>> start

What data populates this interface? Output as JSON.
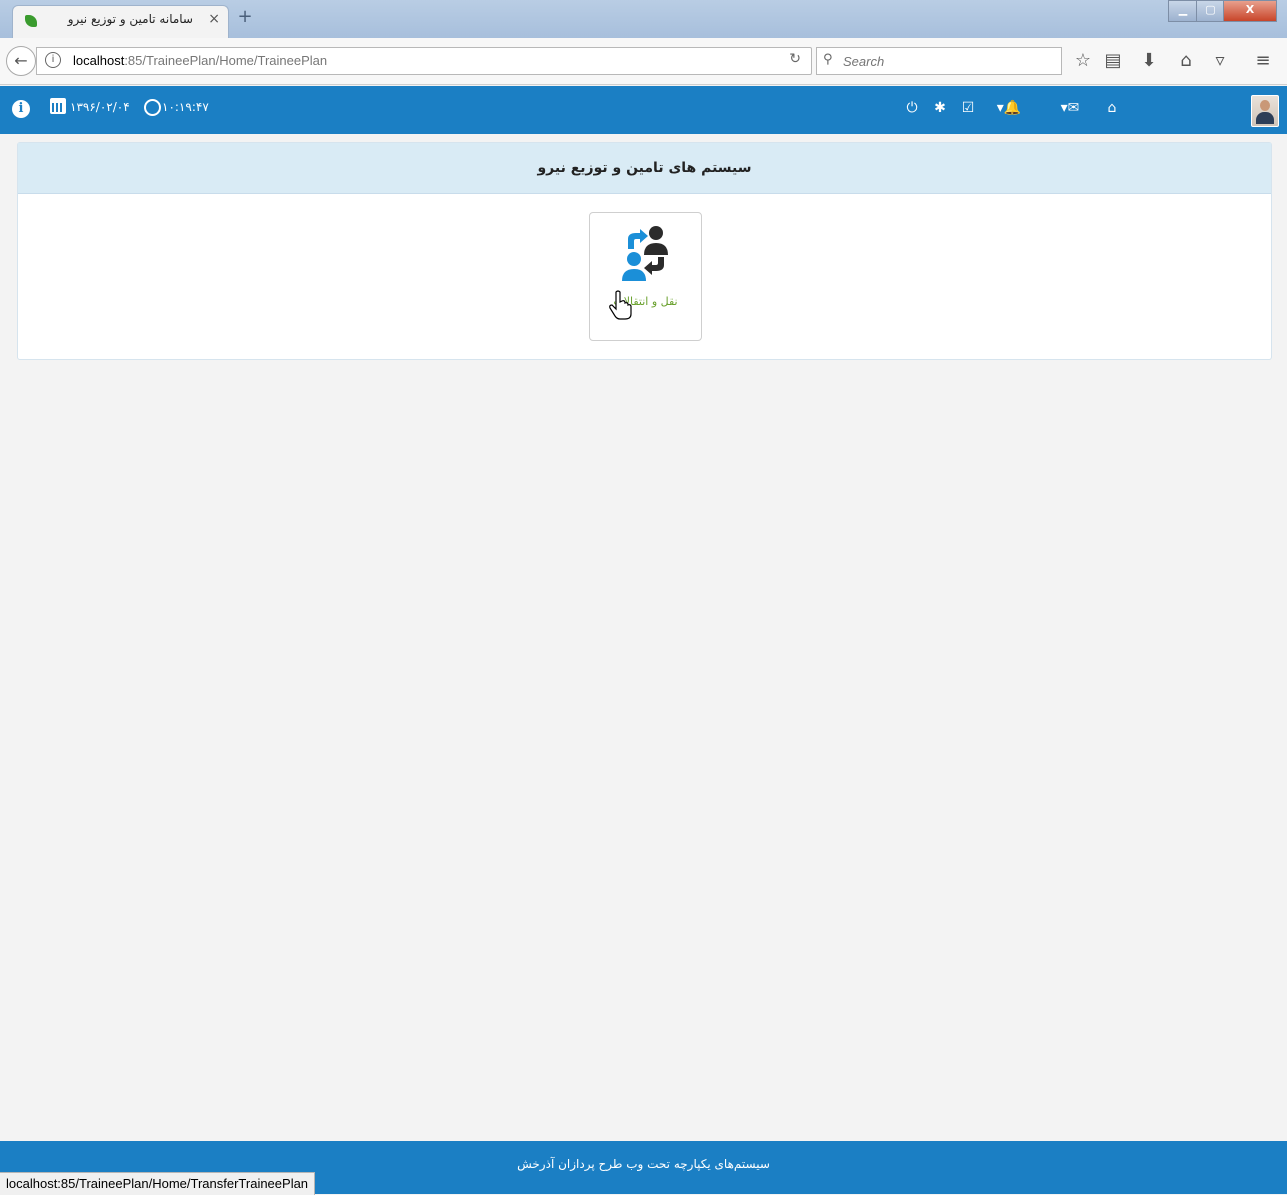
{
  "browser": {
    "tab_title": "سامانه تامین و توزیع نیرو",
    "tab_close": "×",
    "new_tab": "+",
    "url_host": "localhost",
    "url_path": ":85/TraineePlan/Home/TraineePlan",
    "search_placeholder": "Search",
    "status_url": "localhost:85/TraineePlan/Home/TransferTraineePlan"
  },
  "header": {
    "date": "۱۳۹۶/۰۲/۰۴",
    "time": "۱۰:۱۹:۴۷"
  },
  "panel": {
    "title": "سیستم های تامین و توزیع نیرو",
    "tiles": [
      {
        "label": "نقل و انتقالات"
      }
    ]
  },
  "footer": {
    "text": "سیستم‌های یکپارچه تحت وب طرح پردازان آذرخش"
  },
  "colors": {
    "primary": "#1b7fc4",
    "panel_heading": "#d9ebf5",
    "tile_label": "#6aa12e"
  }
}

>> end

- AIM -
Point out every line holding the string "توزیع" and copy it.

- THE SOLUTION -
    "tab_title": "سامانه تامین و توزیع نیرو",
    "title": "سیستم های تامین و توزیع نیرو",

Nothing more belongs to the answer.